[Saved entries]
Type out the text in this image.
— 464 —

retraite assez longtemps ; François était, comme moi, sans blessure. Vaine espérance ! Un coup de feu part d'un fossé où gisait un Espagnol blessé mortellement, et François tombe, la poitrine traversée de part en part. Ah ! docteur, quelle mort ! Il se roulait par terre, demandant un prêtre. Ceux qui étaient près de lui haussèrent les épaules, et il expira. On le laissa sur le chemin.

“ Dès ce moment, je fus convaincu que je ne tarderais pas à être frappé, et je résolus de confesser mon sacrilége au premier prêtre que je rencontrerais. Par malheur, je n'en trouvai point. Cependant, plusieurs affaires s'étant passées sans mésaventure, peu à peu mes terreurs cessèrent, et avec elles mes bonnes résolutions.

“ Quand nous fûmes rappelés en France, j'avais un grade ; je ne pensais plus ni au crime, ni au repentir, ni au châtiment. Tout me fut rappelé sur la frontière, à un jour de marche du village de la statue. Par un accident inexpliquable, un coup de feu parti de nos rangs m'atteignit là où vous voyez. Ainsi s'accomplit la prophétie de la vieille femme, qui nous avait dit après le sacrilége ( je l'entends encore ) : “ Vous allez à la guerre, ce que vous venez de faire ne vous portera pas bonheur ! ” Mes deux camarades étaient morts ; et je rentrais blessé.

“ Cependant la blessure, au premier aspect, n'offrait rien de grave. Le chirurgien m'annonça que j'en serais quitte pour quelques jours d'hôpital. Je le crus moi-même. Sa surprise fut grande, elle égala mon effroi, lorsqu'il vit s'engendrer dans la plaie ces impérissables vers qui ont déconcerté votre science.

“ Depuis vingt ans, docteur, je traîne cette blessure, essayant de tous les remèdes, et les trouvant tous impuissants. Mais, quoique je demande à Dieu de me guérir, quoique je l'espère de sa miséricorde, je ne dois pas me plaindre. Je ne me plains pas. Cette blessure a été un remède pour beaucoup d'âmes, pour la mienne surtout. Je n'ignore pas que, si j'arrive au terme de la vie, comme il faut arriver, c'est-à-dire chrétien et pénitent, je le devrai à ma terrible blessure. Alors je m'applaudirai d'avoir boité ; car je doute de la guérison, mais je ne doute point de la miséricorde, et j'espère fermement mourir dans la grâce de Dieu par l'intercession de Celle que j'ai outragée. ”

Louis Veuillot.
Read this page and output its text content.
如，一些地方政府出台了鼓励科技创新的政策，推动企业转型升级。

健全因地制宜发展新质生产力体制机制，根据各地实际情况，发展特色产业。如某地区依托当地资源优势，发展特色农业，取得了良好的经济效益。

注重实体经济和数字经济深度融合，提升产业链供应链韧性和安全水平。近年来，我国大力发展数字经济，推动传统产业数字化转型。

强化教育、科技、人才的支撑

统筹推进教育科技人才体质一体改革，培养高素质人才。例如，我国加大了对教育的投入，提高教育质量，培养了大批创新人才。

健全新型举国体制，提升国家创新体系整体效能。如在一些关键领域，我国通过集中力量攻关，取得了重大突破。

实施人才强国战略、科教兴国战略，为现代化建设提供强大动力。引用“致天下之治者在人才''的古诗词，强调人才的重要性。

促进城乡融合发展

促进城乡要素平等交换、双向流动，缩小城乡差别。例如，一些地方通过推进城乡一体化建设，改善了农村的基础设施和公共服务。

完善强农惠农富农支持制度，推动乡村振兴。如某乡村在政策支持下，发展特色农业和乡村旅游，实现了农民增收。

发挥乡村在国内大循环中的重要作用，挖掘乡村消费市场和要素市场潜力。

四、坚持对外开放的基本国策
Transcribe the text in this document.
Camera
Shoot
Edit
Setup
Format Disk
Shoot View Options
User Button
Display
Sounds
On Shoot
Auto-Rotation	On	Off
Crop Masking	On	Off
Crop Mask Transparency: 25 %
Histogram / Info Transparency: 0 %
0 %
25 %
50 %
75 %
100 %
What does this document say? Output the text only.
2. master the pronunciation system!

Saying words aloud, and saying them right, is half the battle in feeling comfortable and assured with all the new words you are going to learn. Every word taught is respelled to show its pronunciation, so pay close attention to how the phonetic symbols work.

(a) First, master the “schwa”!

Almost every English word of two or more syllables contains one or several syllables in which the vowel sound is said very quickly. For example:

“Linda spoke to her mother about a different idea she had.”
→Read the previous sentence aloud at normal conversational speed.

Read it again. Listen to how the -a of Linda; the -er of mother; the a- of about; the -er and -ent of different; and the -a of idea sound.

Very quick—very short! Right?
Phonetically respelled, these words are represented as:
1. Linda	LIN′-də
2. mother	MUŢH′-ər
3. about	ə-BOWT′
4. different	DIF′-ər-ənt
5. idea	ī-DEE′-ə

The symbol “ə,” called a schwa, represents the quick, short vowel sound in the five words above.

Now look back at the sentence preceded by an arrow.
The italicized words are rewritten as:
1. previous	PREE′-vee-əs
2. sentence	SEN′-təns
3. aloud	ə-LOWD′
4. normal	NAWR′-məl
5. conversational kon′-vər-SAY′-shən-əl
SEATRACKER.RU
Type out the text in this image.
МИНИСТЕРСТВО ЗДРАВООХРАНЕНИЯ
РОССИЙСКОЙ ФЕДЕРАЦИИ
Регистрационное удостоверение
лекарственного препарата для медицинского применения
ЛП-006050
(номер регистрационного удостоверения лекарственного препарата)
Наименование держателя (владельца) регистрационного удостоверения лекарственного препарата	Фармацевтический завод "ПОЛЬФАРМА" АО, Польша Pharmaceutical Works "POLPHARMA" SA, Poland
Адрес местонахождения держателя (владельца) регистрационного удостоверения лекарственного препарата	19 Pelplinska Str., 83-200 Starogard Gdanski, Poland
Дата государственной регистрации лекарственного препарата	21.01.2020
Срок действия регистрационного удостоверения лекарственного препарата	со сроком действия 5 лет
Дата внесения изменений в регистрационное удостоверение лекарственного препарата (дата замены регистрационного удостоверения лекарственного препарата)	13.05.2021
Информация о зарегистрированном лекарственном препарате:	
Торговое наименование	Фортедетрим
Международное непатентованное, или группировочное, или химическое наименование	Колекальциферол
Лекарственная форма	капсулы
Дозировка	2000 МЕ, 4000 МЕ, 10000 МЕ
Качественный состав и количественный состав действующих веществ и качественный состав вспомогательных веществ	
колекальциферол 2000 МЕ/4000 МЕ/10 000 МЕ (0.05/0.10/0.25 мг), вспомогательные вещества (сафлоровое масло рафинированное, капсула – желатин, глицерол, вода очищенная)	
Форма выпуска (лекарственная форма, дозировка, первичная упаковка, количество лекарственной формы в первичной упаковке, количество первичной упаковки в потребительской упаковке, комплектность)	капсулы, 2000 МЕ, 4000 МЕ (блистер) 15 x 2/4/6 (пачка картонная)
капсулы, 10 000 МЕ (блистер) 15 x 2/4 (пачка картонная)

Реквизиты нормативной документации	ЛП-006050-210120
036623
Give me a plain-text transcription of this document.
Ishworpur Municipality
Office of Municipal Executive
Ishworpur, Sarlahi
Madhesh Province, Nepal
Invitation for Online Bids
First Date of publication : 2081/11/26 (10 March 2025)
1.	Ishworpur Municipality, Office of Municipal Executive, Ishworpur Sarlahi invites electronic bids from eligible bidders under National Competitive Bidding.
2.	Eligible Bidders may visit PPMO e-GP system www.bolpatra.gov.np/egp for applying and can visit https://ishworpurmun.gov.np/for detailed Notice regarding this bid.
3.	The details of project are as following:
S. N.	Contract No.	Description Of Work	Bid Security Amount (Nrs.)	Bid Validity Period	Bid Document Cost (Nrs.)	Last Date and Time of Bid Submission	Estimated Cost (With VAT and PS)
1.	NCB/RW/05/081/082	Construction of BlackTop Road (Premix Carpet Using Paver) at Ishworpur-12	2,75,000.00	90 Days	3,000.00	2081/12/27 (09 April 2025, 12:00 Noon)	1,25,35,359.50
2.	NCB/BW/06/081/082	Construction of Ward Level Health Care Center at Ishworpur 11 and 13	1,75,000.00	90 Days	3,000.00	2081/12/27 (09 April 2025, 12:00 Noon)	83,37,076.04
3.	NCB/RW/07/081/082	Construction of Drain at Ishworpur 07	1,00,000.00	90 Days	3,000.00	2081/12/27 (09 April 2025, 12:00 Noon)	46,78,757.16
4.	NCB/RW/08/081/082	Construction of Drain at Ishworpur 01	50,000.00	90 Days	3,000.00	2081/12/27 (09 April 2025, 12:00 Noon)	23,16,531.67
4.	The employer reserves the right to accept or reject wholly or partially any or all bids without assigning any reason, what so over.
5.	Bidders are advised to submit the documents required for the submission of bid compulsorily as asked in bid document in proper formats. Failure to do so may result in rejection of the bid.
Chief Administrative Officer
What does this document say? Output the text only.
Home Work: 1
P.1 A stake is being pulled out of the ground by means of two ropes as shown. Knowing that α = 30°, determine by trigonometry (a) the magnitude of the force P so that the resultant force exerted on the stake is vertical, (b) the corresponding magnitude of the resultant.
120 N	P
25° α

#### Written problem:
Collect from the data above every line that includes "pronunciation".

#### Task response:
2. master the pronunciation system!
Saying words aloud, and saying them right, is half the battle in feeling comfortable and assured with all the new words you are going to learn. Every word taught is respelled to show its pronunciation, so pay close attention to how the phonetic symbols work.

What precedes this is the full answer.